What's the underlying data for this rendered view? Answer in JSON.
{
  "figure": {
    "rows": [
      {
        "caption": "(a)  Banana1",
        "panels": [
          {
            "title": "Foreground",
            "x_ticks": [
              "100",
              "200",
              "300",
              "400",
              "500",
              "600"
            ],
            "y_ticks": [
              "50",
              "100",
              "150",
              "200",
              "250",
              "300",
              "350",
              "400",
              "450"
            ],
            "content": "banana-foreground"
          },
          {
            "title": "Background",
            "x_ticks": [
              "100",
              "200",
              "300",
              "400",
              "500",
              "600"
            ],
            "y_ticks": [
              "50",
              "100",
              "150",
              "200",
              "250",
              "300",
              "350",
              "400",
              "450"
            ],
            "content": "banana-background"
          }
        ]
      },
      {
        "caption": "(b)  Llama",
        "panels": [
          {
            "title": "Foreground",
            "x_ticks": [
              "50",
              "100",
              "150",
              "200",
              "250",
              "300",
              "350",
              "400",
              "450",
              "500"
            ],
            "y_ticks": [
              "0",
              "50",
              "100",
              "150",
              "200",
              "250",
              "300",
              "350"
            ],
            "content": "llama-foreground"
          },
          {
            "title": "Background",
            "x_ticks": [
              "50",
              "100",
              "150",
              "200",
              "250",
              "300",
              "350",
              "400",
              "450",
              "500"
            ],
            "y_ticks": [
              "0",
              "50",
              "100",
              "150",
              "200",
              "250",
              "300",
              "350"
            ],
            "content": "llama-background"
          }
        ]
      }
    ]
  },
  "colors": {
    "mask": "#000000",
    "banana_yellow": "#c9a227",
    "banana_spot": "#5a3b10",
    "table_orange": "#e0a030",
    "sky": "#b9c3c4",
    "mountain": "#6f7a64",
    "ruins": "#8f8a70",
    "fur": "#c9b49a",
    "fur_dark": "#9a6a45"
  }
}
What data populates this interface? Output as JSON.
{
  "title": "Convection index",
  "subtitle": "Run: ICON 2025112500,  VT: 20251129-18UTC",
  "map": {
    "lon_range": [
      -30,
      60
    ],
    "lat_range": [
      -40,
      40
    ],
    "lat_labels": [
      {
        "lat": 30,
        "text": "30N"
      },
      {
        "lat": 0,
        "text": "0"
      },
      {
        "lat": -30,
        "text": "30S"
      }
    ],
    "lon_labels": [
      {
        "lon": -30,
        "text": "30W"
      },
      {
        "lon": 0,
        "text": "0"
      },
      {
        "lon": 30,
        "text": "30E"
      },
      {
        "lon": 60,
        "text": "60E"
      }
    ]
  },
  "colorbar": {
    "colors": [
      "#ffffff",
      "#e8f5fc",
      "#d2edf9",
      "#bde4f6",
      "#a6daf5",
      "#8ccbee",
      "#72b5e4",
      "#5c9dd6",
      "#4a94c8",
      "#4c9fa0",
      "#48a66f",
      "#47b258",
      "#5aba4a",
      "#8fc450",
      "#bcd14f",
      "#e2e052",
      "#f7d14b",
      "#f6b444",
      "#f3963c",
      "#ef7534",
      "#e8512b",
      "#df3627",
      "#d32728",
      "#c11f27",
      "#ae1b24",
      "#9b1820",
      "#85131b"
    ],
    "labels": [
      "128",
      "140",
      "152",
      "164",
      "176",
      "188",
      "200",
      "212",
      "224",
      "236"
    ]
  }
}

**Task statement**
Read the entries and pick out all lines that include the word "JSON".

**Reply to the exercise**
What's the underlying data for this rendered view? Answer in JSON.
What data populates this interface? Output as JSON.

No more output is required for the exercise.